▶ _WHAT TO PRODUCE_: Find all lines in the records that include the word "JSON", and copy them out.

Saved data entries
- - -

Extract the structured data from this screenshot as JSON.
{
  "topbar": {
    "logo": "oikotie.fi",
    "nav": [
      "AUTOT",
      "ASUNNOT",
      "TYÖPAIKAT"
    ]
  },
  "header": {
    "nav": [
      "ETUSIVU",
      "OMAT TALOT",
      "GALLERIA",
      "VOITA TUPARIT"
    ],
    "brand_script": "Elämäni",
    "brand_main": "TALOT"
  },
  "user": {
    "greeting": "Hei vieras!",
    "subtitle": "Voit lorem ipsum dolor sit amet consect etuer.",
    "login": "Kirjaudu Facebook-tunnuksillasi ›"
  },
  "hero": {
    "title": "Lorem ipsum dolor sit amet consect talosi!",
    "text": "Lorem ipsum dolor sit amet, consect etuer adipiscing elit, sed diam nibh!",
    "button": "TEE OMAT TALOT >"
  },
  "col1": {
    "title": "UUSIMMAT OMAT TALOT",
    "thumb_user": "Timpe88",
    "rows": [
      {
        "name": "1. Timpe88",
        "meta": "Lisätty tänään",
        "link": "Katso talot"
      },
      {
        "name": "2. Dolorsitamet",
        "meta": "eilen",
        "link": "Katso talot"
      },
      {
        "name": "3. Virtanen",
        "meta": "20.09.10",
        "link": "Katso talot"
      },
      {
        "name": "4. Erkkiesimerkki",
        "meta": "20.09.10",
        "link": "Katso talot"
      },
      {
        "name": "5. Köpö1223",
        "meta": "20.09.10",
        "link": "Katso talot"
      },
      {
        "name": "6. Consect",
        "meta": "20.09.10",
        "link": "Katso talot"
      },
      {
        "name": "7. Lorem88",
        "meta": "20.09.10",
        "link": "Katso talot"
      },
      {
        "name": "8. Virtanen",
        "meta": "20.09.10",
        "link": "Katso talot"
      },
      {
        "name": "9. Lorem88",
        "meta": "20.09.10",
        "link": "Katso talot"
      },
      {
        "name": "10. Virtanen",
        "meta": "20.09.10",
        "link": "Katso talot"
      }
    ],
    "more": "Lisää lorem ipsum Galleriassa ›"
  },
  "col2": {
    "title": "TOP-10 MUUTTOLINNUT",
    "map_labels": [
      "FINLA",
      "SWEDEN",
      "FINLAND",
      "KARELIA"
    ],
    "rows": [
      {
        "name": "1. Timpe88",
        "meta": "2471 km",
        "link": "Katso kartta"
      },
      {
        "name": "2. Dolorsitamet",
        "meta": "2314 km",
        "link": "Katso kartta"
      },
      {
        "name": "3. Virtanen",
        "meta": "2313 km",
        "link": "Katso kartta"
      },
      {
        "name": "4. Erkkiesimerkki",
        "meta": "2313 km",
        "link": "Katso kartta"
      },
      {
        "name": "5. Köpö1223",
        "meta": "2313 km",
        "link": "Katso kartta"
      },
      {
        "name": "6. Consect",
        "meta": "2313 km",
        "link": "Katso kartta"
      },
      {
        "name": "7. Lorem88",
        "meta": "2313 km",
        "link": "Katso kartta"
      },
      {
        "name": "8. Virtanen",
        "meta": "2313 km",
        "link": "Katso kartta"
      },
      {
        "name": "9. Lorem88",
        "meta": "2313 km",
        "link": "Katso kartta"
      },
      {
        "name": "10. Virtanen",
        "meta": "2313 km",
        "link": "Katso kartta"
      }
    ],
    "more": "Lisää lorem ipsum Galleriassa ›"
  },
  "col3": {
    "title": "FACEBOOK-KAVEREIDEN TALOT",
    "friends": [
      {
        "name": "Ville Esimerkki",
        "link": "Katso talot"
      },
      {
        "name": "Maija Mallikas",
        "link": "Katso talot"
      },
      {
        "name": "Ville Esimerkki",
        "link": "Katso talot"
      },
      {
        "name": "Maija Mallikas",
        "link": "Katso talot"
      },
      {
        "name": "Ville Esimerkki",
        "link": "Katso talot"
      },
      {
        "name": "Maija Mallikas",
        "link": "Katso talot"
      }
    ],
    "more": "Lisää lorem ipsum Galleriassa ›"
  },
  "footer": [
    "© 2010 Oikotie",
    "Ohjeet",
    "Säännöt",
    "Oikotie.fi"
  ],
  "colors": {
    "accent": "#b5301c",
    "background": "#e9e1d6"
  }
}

- - -

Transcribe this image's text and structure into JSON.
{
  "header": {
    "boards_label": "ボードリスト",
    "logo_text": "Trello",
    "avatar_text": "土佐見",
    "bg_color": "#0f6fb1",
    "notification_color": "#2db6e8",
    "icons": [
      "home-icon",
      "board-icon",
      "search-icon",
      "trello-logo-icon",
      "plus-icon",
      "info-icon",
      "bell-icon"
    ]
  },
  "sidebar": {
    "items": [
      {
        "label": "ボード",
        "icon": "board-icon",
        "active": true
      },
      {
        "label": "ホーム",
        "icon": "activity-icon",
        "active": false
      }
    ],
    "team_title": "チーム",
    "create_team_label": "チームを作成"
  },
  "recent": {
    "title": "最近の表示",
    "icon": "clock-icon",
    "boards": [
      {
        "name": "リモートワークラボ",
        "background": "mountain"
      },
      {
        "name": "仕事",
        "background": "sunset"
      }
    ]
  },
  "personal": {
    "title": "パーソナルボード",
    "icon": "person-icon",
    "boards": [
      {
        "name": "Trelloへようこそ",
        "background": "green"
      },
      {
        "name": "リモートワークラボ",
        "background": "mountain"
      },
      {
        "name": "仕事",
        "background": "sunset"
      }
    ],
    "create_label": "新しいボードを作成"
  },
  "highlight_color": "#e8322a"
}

- - -

▶ _TASK ANSWER_:
Extract the structured data from this screenshot as JSON.
Transcribe this image's text and structure into JSON.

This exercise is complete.